:: Aim ::
Pick out the lines below with "Debug" and list them.

Items from a data source:
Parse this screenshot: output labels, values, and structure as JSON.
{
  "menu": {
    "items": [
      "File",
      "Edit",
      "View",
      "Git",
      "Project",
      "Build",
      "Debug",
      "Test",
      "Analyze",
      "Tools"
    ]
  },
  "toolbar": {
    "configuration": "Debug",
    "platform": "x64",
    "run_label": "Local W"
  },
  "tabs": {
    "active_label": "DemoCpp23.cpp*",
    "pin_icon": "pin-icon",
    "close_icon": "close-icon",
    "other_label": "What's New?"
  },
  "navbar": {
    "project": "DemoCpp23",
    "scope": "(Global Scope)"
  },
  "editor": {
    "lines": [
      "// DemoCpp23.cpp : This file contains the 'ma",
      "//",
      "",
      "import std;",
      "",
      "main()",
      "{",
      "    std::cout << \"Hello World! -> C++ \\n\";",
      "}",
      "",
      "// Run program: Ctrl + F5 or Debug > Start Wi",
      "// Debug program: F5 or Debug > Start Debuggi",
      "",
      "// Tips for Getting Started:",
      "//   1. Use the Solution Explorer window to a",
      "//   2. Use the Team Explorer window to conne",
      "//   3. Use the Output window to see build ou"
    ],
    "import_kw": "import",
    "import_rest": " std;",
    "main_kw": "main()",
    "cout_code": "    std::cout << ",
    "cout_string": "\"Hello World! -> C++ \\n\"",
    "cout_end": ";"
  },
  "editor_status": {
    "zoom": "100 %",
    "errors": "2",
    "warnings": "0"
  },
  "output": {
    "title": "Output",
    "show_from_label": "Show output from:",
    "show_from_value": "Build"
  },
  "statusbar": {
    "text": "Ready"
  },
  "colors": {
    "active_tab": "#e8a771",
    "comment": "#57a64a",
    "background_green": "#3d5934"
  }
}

--

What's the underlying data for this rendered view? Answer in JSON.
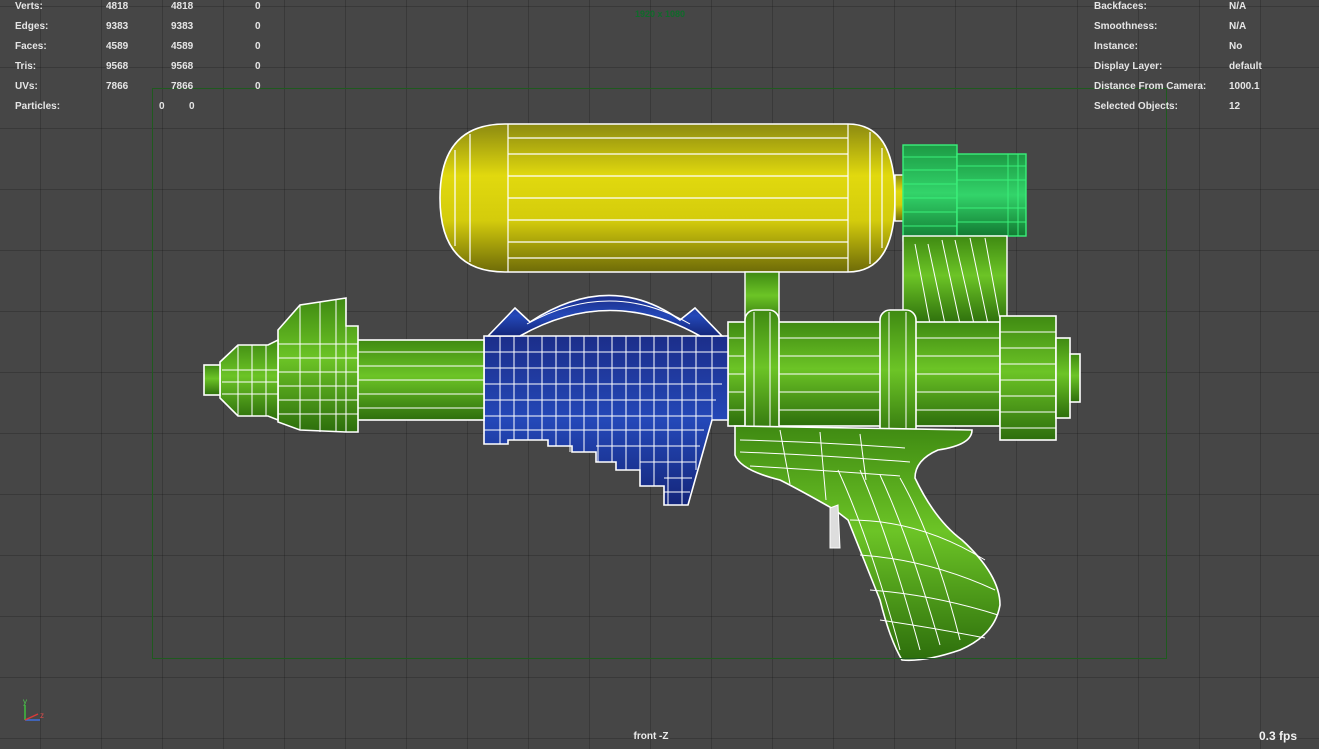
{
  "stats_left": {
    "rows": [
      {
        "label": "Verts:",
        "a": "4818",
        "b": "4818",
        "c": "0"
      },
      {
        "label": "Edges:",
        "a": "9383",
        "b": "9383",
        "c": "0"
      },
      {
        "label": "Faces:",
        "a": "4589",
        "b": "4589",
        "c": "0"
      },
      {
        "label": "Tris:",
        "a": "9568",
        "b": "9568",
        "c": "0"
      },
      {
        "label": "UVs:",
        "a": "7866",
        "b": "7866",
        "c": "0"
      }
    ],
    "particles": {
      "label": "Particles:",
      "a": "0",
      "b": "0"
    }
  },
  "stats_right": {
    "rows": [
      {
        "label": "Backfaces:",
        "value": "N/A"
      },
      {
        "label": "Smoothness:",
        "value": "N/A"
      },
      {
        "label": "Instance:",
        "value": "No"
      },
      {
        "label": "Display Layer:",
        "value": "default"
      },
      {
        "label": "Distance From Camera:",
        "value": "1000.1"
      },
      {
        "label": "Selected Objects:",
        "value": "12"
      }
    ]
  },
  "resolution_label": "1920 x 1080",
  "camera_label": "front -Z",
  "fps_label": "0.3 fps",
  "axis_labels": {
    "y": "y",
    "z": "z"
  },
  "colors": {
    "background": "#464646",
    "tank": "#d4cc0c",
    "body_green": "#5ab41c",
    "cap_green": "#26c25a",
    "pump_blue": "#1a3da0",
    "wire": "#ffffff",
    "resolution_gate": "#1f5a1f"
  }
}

--

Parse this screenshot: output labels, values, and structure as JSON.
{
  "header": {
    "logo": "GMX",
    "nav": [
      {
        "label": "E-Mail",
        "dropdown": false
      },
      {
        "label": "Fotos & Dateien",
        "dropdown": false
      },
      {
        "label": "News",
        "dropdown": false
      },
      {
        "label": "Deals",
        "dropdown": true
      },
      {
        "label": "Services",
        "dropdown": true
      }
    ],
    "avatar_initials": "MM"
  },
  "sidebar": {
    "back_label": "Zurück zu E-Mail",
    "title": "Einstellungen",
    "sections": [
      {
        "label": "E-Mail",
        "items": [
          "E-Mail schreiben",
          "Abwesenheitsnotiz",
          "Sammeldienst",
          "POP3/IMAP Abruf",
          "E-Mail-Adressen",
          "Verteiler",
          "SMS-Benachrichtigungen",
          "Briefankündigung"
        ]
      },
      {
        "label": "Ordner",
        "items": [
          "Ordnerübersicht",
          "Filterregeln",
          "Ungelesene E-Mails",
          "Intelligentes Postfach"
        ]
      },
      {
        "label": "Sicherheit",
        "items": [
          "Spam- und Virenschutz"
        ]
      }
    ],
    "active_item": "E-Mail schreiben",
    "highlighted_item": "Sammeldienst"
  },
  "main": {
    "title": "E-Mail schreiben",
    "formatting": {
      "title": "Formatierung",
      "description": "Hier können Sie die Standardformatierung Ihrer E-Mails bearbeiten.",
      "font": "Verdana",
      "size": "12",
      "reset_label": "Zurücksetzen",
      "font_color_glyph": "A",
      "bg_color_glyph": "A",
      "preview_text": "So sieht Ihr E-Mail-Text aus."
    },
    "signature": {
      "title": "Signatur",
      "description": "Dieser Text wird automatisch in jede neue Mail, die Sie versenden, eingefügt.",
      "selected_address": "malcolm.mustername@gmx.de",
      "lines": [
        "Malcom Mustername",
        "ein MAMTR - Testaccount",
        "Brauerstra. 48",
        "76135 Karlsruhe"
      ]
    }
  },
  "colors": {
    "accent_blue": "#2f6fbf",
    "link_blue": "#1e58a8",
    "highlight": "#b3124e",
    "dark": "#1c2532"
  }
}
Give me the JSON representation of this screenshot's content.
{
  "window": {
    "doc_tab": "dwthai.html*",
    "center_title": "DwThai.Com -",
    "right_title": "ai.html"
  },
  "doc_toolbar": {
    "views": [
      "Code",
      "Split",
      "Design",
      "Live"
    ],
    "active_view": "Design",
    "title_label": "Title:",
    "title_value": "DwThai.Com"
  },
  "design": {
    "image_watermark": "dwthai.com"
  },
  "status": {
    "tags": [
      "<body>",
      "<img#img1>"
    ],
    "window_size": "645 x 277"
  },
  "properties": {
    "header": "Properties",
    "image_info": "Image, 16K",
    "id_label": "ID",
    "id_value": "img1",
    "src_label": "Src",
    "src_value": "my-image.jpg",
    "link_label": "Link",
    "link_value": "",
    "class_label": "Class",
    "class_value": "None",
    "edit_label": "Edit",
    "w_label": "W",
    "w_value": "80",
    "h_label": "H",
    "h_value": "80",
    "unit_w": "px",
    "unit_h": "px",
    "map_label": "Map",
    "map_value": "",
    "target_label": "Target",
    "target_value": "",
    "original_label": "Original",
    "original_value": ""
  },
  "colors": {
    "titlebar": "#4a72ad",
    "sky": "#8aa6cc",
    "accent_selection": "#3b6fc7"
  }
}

:: Finished answer ::
      "Debug",
    "configuration": "Debug",
      "// Run program: Ctrl + F5 or Debug > Start Wi",
      "// Debug program: F5 or Debug > Start Debuggi",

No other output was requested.